(What to do): From the material below, list every line containing "Finanzverwaltung".

Stored items from a collection
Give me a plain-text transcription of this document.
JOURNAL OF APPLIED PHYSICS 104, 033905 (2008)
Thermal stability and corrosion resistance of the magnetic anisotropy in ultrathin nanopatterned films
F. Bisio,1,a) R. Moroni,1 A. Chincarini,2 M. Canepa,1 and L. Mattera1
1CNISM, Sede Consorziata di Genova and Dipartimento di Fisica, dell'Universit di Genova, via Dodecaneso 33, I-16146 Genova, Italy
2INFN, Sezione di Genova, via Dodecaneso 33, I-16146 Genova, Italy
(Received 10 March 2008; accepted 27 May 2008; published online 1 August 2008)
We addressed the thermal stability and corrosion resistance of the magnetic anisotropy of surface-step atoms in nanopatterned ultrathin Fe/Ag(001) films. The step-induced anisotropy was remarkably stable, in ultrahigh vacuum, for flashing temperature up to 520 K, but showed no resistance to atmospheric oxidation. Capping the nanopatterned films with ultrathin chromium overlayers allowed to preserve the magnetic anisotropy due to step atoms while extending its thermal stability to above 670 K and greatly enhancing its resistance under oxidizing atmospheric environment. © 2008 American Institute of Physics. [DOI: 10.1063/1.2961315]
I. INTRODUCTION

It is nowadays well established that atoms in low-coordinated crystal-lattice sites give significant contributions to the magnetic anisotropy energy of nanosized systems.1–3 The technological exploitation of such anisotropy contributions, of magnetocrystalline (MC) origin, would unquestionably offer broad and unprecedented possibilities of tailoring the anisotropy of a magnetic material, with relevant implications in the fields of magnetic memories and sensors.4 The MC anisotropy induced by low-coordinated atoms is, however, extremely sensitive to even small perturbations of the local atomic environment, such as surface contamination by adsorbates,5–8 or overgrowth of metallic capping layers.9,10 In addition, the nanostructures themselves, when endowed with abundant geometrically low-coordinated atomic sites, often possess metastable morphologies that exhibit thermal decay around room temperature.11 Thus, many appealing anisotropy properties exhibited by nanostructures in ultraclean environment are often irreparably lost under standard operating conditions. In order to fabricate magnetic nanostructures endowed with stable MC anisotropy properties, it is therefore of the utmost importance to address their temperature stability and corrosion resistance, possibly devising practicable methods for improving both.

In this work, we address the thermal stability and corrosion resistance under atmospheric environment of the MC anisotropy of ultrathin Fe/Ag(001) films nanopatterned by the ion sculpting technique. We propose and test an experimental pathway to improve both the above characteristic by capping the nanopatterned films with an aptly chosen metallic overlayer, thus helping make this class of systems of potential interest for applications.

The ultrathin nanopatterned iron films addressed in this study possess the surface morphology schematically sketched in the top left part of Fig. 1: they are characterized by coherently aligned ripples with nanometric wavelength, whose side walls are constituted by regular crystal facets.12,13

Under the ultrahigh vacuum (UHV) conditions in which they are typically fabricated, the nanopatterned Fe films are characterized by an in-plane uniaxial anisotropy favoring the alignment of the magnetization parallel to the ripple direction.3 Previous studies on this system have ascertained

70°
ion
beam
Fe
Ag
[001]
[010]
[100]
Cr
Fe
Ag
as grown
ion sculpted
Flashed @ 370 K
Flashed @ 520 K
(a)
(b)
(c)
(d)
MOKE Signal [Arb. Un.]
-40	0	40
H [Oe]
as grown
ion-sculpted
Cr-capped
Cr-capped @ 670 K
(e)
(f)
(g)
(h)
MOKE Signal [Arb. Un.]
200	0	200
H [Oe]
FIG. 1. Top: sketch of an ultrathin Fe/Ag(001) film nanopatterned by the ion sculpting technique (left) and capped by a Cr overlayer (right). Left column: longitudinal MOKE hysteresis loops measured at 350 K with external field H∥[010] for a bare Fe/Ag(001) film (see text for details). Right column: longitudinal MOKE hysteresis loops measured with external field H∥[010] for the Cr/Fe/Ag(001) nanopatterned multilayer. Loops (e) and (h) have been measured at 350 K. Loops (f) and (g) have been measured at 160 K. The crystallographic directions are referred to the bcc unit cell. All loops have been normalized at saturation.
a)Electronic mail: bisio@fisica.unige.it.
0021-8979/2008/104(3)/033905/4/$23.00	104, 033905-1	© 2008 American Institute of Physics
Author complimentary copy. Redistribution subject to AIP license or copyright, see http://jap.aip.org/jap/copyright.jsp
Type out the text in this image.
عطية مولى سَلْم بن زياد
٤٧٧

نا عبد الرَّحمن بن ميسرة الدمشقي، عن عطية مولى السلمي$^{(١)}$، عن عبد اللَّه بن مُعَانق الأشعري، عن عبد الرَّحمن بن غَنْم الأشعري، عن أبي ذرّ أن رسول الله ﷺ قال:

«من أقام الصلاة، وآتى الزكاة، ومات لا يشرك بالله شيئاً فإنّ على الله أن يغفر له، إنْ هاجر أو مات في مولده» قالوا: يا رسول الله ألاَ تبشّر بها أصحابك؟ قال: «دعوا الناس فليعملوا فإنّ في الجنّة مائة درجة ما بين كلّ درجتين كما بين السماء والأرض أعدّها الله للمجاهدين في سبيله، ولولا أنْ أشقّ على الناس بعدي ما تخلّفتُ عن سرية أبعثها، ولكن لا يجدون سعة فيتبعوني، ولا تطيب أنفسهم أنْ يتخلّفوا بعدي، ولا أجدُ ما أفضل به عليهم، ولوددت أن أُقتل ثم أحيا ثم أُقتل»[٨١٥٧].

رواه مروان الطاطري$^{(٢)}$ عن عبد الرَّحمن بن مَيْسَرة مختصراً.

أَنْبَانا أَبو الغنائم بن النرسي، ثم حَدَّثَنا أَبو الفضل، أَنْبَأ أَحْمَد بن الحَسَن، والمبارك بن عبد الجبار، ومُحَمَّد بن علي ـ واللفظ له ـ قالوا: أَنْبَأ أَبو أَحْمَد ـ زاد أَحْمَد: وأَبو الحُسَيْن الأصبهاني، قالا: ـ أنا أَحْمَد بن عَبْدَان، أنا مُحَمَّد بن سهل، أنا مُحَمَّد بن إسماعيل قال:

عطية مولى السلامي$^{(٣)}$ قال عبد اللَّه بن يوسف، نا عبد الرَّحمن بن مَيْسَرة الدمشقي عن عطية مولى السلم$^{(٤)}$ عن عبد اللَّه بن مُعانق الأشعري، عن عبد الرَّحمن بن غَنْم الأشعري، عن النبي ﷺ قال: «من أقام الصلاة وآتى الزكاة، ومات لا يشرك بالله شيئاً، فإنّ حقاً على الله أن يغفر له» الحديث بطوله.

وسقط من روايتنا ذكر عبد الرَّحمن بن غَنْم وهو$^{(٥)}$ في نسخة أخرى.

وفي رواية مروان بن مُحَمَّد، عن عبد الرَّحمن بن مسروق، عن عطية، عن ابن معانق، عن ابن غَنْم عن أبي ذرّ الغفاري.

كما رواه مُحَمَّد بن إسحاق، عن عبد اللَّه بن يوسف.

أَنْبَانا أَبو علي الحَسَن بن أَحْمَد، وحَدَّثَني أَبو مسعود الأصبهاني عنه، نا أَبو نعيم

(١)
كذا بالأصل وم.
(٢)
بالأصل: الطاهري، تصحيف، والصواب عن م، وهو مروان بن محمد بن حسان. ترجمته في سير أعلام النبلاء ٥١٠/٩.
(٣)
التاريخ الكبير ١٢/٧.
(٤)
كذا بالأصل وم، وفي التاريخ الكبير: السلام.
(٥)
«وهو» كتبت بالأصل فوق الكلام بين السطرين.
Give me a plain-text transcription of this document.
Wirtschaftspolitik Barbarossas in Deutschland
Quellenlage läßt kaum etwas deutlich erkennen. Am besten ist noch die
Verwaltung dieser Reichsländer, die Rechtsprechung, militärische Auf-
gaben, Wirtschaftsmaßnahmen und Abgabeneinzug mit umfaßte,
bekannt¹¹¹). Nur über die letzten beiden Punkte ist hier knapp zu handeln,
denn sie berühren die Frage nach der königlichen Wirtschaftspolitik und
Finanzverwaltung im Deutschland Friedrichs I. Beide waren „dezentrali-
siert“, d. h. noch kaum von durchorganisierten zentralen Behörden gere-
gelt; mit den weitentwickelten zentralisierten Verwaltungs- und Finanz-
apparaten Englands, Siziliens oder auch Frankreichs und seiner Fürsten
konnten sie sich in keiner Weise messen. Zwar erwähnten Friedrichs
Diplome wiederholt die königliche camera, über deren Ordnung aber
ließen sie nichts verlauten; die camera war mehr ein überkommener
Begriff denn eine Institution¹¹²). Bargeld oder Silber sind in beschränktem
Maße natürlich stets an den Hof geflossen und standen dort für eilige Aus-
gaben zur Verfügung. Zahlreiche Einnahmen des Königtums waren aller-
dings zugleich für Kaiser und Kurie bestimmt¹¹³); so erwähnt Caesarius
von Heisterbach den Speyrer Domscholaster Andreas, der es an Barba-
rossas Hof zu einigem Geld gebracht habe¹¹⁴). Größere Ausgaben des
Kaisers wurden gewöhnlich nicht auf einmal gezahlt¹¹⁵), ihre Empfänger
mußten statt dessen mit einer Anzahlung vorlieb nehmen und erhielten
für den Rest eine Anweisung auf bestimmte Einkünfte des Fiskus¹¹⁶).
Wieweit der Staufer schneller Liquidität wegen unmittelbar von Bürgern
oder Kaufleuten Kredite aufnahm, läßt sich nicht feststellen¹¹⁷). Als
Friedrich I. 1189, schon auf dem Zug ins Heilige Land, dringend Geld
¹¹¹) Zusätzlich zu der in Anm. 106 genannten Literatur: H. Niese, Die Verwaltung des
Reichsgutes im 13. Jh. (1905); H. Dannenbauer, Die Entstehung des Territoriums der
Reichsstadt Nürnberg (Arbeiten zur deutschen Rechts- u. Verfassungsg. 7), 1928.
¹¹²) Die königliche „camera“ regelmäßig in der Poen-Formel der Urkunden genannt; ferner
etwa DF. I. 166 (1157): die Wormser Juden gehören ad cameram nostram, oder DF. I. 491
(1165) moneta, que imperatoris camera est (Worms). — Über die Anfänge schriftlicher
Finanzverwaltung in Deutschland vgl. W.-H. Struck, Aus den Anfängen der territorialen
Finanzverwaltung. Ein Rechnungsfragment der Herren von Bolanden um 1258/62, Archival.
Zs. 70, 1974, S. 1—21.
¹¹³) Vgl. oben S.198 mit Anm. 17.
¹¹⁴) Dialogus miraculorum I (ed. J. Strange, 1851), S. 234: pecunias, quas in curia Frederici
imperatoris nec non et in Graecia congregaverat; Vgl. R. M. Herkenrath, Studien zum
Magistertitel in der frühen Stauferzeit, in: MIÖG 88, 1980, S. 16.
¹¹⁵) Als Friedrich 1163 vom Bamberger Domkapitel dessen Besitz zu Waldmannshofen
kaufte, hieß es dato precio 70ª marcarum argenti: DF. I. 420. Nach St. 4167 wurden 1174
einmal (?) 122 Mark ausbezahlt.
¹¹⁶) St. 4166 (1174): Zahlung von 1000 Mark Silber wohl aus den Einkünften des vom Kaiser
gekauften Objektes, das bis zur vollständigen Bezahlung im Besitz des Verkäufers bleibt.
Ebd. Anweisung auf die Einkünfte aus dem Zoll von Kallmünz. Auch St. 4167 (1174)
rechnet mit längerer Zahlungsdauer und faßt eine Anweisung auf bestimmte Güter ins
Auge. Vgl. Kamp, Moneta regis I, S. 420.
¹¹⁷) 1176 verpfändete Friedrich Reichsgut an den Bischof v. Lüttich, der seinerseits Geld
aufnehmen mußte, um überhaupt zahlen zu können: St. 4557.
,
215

(Result):
Finanzverwaltung im Deutschland Friedrichs I. Beide waren „dezentrali-
Finanzverwaltung in Deutschland vgl. W.-H. Struck, Aus den Anfängen der territorialen
Finanzverwaltung. Ein Rechnungsfragment der Herren von Bolanden um 1258/62, Archival.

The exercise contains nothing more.